### CHALLENGE:
Your reply should be one number: the count of lines holding the word "Orden".

### MATERIAL FOR THIS TASK:
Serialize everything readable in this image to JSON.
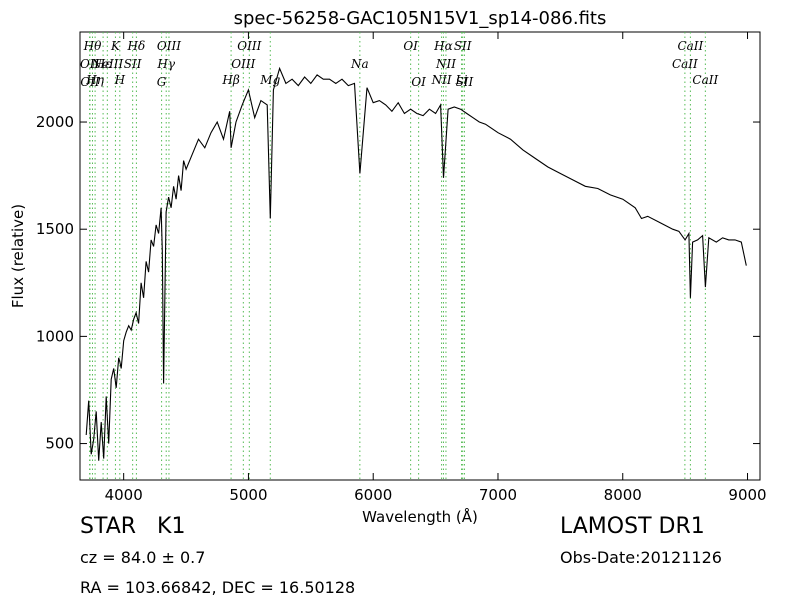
{
  "chart_data": {
    "type": "line",
    "title": "spec-56258-GAC105N15V1_sp14-086.fits",
    "xlabel": "Wavelength (Å)",
    "ylabel": "Flux (relative)",
    "xlim": [
      3650,
      9100
    ],
    "ylim": [
      330,
      2420
    ],
    "xticks": [
      "4000",
      "5000",
      "6000",
      "7000",
      "8000",
      "9000"
    ],
    "yticks": [
      "500",
      "1000",
      "1500",
      "2000"
    ],
    "series": [
      {
        "x": [
          3700,
          3720,
          3740,
          3760,
          3780,
          3800,
          3820,
          3840,
          3860,
          3880,
          3900,
          3920,
          3940,
          3960,
          3970,
          3980,
          4000,
          4020,
          4040,
          4060,
          4080,
          4100,
          4120,
          4140,
          4160,
          4180,
          4200,
          4220,
          4240,
          4260,
          4280,
          4300,
          4310,
          4320,
          4340,
          4360,
          4380,
          4400,
          4420,
          4440,
          4460,
          4480,
          4500,
          4550,
          4600,
          4650,
          4700,
          4750,
          4800,
          4850,
          4861,
          4900,
          4950,
          5000,
          5050,
          5100,
          5150,
          5175,
          5200,
          5250,
          5300,
          5350,
          5400,
          5450,
          5500,
          5550,
          5600,
          5650,
          5700,
          5750,
          5800,
          5850,
          5893,
          5950,
          6000,
          6050,
          6100,
          6150,
          6200,
          6250,
          6300,
          6350,
          6400,
          6450,
          6500,
          6540,
          6563,
          6600,
          6650,
          6700,
          6750,
          6800,
          6850,
          6900,
          7000,
          7100,
          7200,
          7300,
          7400,
          7500,
          7600,
          7700,
          7800,
          7900,
          8000,
          8100,
          8150,
          8200,
          8300,
          8400,
          8450,
          8500,
          8530,
          8542,
          8560,
          8600,
          8640,
          8662,
          8690,
          8750,
          8800,
          8850,
          8900,
          8950,
          8990
        ],
        "values": [
          540,
          700,
          450,
          520,
          650,
          420,
          600,
          430,
          720,
          500,
          800,
          850,
          760,
          900,
          880,
          850,
          980,
          1020,
          1050,
          1030,
          1080,
          1110,
          1060,
          1250,
          1180,
          1350,
          1300,
          1450,
          1420,
          1520,
          1480,
          1600,
          1400,
          780,
          1580,
          1650,
          1600,
          1700,
          1640,
          1750,
          1680,
          1820,
          1780,
          1850,
          1920,
          1880,
          1950,
          2000,
          1920,
          2050,
          1880,
          2000,
          2080,
          2150,
          2020,
          2100,
          2080,
          1550,
          2150,
          2250,
          2180,
          2200,
          2170,
          2210,
          2180,
          2220,
          2200,
          2200,
          2180,
          2200,
          2170,
          2180,
          1760,
          2160,
          2090,
          2100,
          2080,
          2050,
          2090,
          2040,
          2060,
          2040,
          2030,
          2060,
          2040,
          2080,
          1740,
          2060,
          2070,
          2060,
          2040,
          2020,
          2000,
          1990,
          1950,
          1920,
          1870,
          1830,
          1790,
          1760,
          1730,
          1700,
          1690,
          1660,
          1640,
          1600,
          1550,
          1560,
          1530,
          1500,
          1490,
          1450,
          1480,
          1180,
          1440,
          1450,
          1470,
          1230,
          1460,
          1440,
          1460,
          1450,
          1450,
          1440,
          1330
        ]
      }
    ],
    "line_color": "#000000",
    "marker_color": "#55bb55",
    "lines": [
      {
        "x": 3727,
        "label": "OII",
        "row": 2
      },
      {
        "x": 3730,
        "label": "OII",
        "row": 4
      },
      {
        "x": 3750,
        "label": "Hθ",
        "row": 1
      },
      {
        "x": 3771,
        "label": "Hη",
        "row": 3
      },
      {
        "x": 3835,
        "label": "Hε",
        "row": 2
      },
      {
        "x": 3869,
        "label": "NeIII",
        "row": 2
      },
      {
        "x": 3934,
        "label": "K",
        "row": 1
      },
      {
        "x": 3969,
        "label": "H",
        "row": 3
      },
      {
        "x": 4072,
        "label": "SII",
        "row": 2
      },
      {
        "x": 4102,
        "label": "Hδ",
        "row": 1
      },
      {
        "x": 4304,
        "label": "G",
        "row": 4
      },
      {
        "x": 4341,
        "label": "Hγ",
        "row": 2
      },
      {
        "x": 4363,
        "label": "OIII",
        "row": 1
      },
      {
        "x": 4861,
        "label": "Hβ",
        "row": 3
      },
      {
        "x": 4959,
        "label": "OIII",
        "row": 2
      },
      {
        "x": 5007,
        "label": "OIII",
        "row": 1
      },
      {
        "x": 5175,
        "label": "Mg",
        "row": 3
      },
      {
        "x": 5893,
        "label": "Na",
        "row": 2
      },
      {
        "x": 6300,
        "label": "OI",
        "row": 1
      },
      {
        "x": 6364,
        "label": "OI",
        "row": 4
      },
      {
        "x": 6548,
        "label": "NII",
        "row": 3
      },
      {
        "x": 6563,
        "label": "Hα",
        "row": 1
      },
      {
        "x": 6583,
        "label": "NII",
        "row": 2
      },
      {
        "x": 6717,
        "label": "SII",
        "row": 1
      },
      {
        "x": 6731,
        "label": "SII",
        "row": 4
      },
      {
        "x": 6708,
        "label": "Li",
        "row": 3
      },
      {
        "x": 8498,
        "label": "CaII",
        "row": 2
      },
      {
        "x": 8542,
        "label": "CaII",
        "row": 1
      },
      {
        "x": 8662,
        "label": "CaII",
        "row": 3
      }
    ]
  },
  "info": {
    "object_class": "STAR",
    "subclass": "K1",
    "cz": "cz = 84.0  ± 0.7",
    "coords": "RA = 103.66842, DEC = 16.50128",
    "survey": "LAMOST DR1",
    "obs_date": "Obs-Date:20121126"
  }
}
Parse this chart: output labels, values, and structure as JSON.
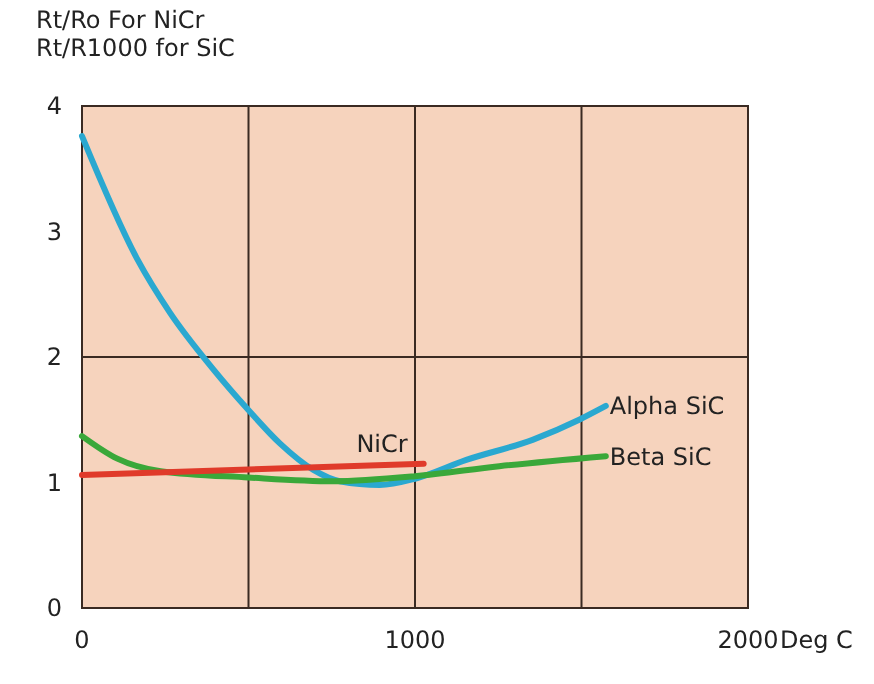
{
  "chart_data": {
    "type": "line",
    "ylabel": "Rt/Ro For NiCr\nRt/R1000 for SiC",
    "xlabel": "Deg C",
    "xlim": [
      0,
      2000
    ],
    "ylim": [
      0,
      4
    ],
    "xticks": [
      0,
      {
        "value": 500,
        "label": null
      },
      1000,
      {
        "value": 1500,
        "label": null
      },
      2000
    ],
    "yticks": [
      0,
      1,
      2,
      3,
      4
    ],
    "grid": "x",
    "ref_lines": [
      {
        "axis": "y",
        "value": 2,
        "label": null,
        "color": "#3a2a22"
      }
    ],
    "legend": false,
    "marker": "none",
    "line_style": "solid",
    "series": [
      {
        "name": "Alpha SiC",
        "color": "#2aa8d0",
        "x": [
          0,
          166,
          265,
          395,
          499,
          595,
          695,
          774,
          894,
          1000,
          1154,
          1353,
          1493,
          1573
        ],
        "values": [
          3.76,
          2.78,
          2.35,
          1.9,
          1.58,
          1.31,
          1.1,
          1.01,
          0.98,
          1.03,
          1.18,
          1.34,
          1.5,
          1.61
        ]
      },
      {
        "name": "Beta SiC",
        "color": "#3aa83a",
        "x": [
          0,
          106,
          236,
          499,
          754,
          1000,
          1253,
          1573
        ],
        "values": [
          1.37,
          1.19,
          1.09,
          1.04,
          1.01,
          1.05,
          1.13,
          1.21
        ]
      },
      {
        "name": "NiCr",
        "color": "#e03a2a",
        "x": [
          0,
          1026
        ],
        "values": [
          1.06,
          1.15
        ]
      }
    ]
  }
}
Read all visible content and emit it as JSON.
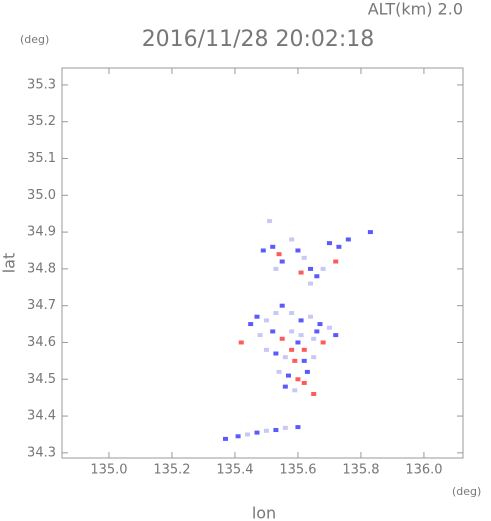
{
  "chart_data": {
    "type": "scatter",
    "title": "2016/11/28 20:02:18",
    "altitude_label": "ALT(km) 2.0",
    "y_unit": "(deg)",
    "x_unit": "(deg)",
    "xlabel": "lon",
    "ylabel": "lat",
    "xlim": [
      134.851,
      136.124
    ],
    "ylim": [
      34.286,
      35.346
    ],
    "xticks": [
      {
        "value": 135,
        "label": "135.0"
      },
      135.2,
      135.4,
      135.6,
      135.8,
      {
        "value": 136,
        "label": "136.0"
      }
    ],
    "yticks": [
      34.3,
      34.4,
      34.5,
      34.6,
      34.7,
      34.8,
      34.9,
      {
        "value": 35,
        "label": "35.0"
      },
      35.1,
      35.2,
      35.3
    ],
    "grid": false,
    "x": [
      135.37,
      135.41,
      135.44,
      135.47,
      135.5,
      135.53,
      135.56,
      135.6,
      135.51,
      135.49,
      135.52,
      135.54,
      135.55,
      135.53,
      135.58,
      135.6,
      135.62,
      135.64,
      135.66,
      135.68,
      135.7,
      135.73,
      135.76,
      135.83,
      135.72,
      135.61,
      135.64,
      135.47,
      135.5,
      135.53,
      135.55,
      135.58,
      135.61,
      135.64,
      135.67,
      135.7,
      135.72,
      135.48,
      135.52,
      135.55,
      135.58,
      135.6,
      135.62,
      135.65,
      135.68,
      135.5,
      135.53,
      135.56,
      135.59,
      135.62,
      135.65,
      135.54,
      135.57,
      135.6,
      135.63,
      135.56,
      135.59,
      135.62,
      135.65,
      135.42,
      135.45,
      135.58,
      135.61,
      135.66
    ],
    "y": [
      34.338,
      34.345,
      34.35,
      34.355,
      34.36,
      34.362,
      34.368,
      34.37,
      34.93,
      34.85,
      34.86,
      34.84,
      34.82,
      34.8,
      34.88,
      34.85,
      34.83,
      34.8,
      34.78,
      34.8,
      34.87,
      34.86,
      34.88,
      34.9,
      34.82,
      34.79,
      34.76,
      34.67,
      34.66,
      34.68,
      34.7,
      34.68,
      34.66,
      34.67,
      34.65,
      34.64,
      34.62,
      34.62,
      34.63,
      34.61,
      34.63,
      34.6,
      34.58,
      34.61,
      34.6,
      34.58,
      34.57,
      34.56,
      34.55,
      34.55,
      34.56,
      34.52,
      34.51,
      34.5,
      34.52,
      34.48,
      34.47,
      34.49,
      34.46,
      34.6,
      34.65,
      34.58,
      34.62,
      34.63
    ],
    "colors": [
      "#5a5aff",
      "#5a5aff",
      "#c8c8f5",
      "#5a5aff",
      "#c8c8f5",
      "#5a5aff",
      "#c8c8f5",
      "#5a5aff",
      "#c8c8f5",
      "#5a5aff",
      "#5a5aff",
      "#ff5a5a",
      "#5a5aff",
      "#c8c8f5",
      "#c8c8f5",
      "#5a5aff",
      "#c8c8f5",
      "#5a5aff",
      "#5a5aff",
      "#c8c8f5",
      "#5a5aff",
      "#5a5aff",
      "#5a5aff",
      "#5a5aff",
      "#ff5a5a",
      "#ff5a5a",
      "#c8c8f5",
      "#5a5aff",
      "#c8c8f5",
      "#c8c8f5",
      "#5a5aff",
      "#c8c8f5",
      "#5a5aff",
      "#c8c8f5",
      "#5a5aff",
      "#c8c8f5",
      "#5a5aff",
      "#c8c8f5",
      "#5a5aff",
      "#ff5a5a",
      "#c8c8f5",
      "#5a5aff",
      "#ff5a5a",
      "#c8c8f5",
      "#ff5a5a",
      "#c8c8f5",
      "#5a5aff",
      "#c8c8f5",
      "#ff5a5a",
      "#5a5aff",
      "#c8c8f5",
      "#c8c8f5",
      "#5a5aff",
      "#ff5a5a",
      "#5a5aff",
      "#5a5aff",
      "#c8c8f5",
      "#ff5a5a",
      "#ff5a5a",
      "#ff5a5a",
      "#5a5aff",
      "#ff5a5a",
      "#c8c8f5",
      "#5a5aff"
    ]
  }
}
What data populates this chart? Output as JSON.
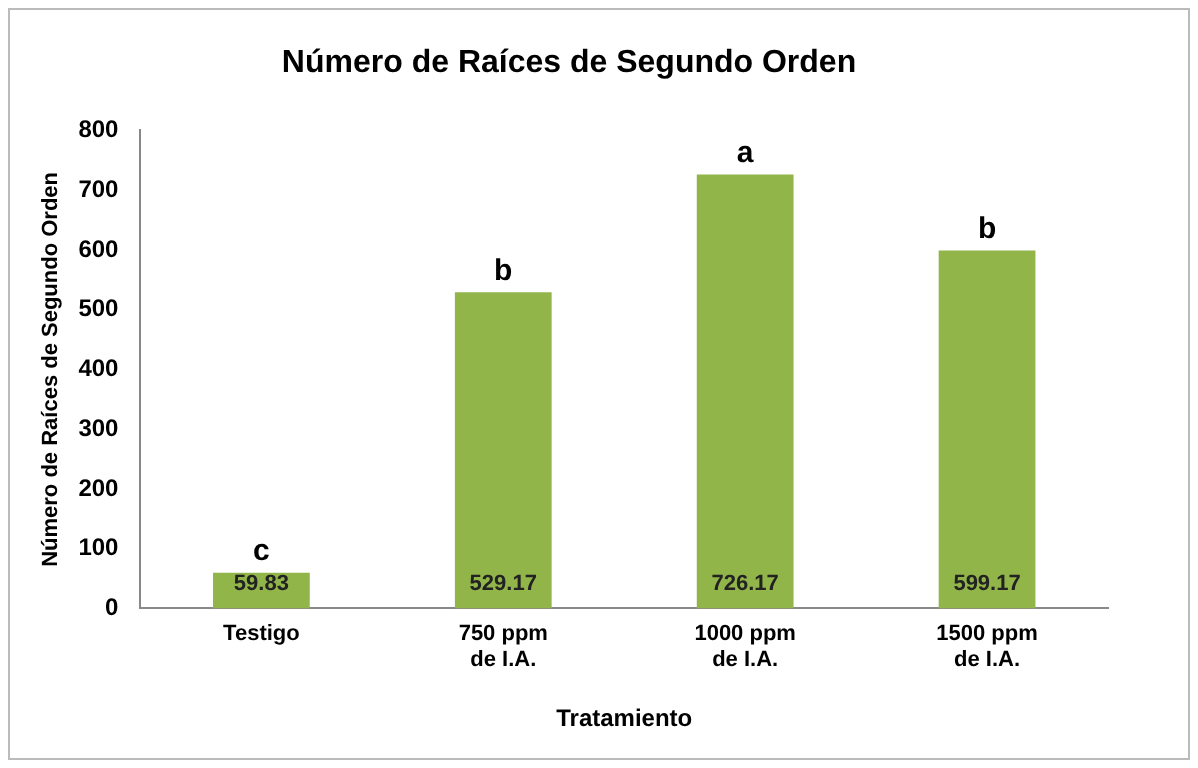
{
  "chart_data": {
    "type": "bar",
    "title": "Número de Raíces de Segundo Orden",
    "xlabel": "Tratamiento",
    "ylabel": "Número de Raíces de Segundo Orden",
    "categories": [
      "Testigo",
      "750 ppm de I.A.",
      "1000 ppm de I.A.",
      "1500 ppm de I.A."
    ],
    "values": [
      59.83,
      529.17,
      726.17,
      599.17
    ],
    "color": "#92b54a",
    "ylim": [
      0,
      800
    ],
    "yticks": [
      0,
      100,
      200,
      300,
      400,
      500,
      600,
      700,
      800
    ],
    "grid": false,
    "data_labels": true,
    "annotations": [
      {
        "text": "c",
        "x": "Testigo",
        "y": 59.83
      },
      {
        "text": "b",
        "x": "750 ppm de I.A.",
        "y": 529.17
      },
      {
        "text": "a",
        "x": "1000 ppm de I.A.",
        "y": 726.17
      },
      {
        "text": "b",
        "x": "1500 ppm de I.A.",
        "y": 599.17
      }
    ]
  }
}
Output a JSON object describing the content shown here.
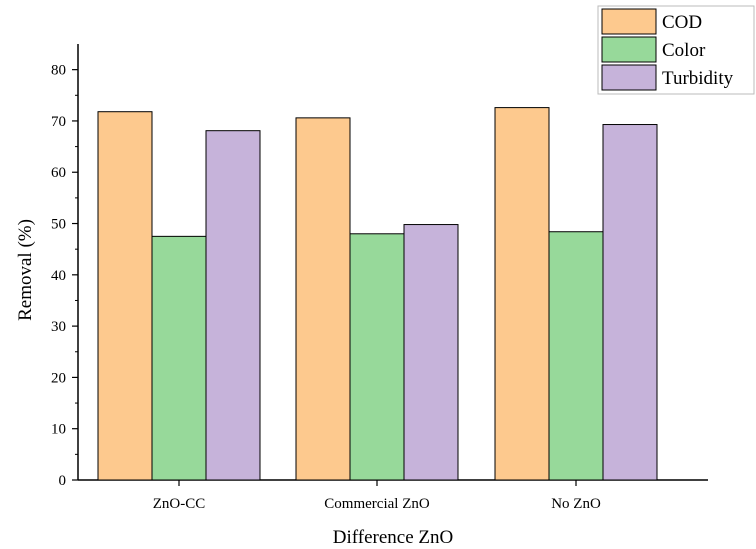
{
  "chart_data": {
    "type": "bar",
    "categories": [
      "ZnO-CC",
      "Commercial ZnO",
      "No ZnO"
    ],
    "series": [
      {
        "name": "COD",
        "color": "#fdc98e",
        "values": [
          71.8,
          70.6,
          72.6
        ]
      },
      {
        "name": "Color",
        "color": "#97d99a",
        "values": [
          47.5,
          48.0,
          48.4
        ]
      },
      {
        "name": "Turbidity",
        "color": "#c6b3da",
        "values": [
          68.1,
          49.8,
          69.3
        ]
      }
    ],
    "xlabel": "Difference ZnO",
    "ylabel": "Removal (%)",
    "ylim": [
      0,
      85
    ],
    "yticks": [
      0,
      10,
      20,
      30,
      40,
      50,
      60,
      70,
      80
    ],
    "grid": false,
    "legend_position": "top-right"
  }
}
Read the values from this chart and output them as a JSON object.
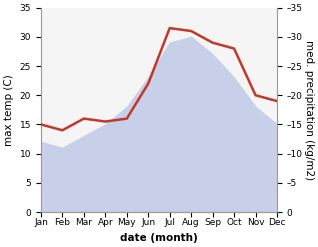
{
  "months": [
    "Jan",
    "Feb",
    "Mar",
    "Apr",
    "May",
    "Jun",
    "Jul",
    "Aug",
    "Sep",
    "Oct",
    "Nov",
    "Dec"
  ],
  "max_temp": [
    12,
    11,
    13,
    15,
    18,
    23,
    29,
    30,
    27,
    23,
    18,
    15
  ],
  "precipitation": [
    15,
    14,
    16,
    15.5,
    16,
    22,
    31.5,
    31,
    29,
    28,
    20,
    19
  ],
  "temp_fill_color": "#c8cfe8",
  "precip_color": "#c0392b",
  "left_ylabel": "max temp (C)",
  "right_ylabel": "med. precipitation (kg/m2)",
  "xlabel": "date (month)",
  "ylim_left": [
    0,
    35
  ],
  "ylim_right": [
    0,
    35
  ],
  "yticks": [
    0,
    5,
    10,
    15,
    20,
    25,
    30,
    35
  ],
  "background_color": "#ffffff",
  "plot_bg_color": "#f5f5f5",
  "label_fontsize": 7.5,
  "tick_fontsize": 6.5
}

### EXERCISE SOLUTION:
2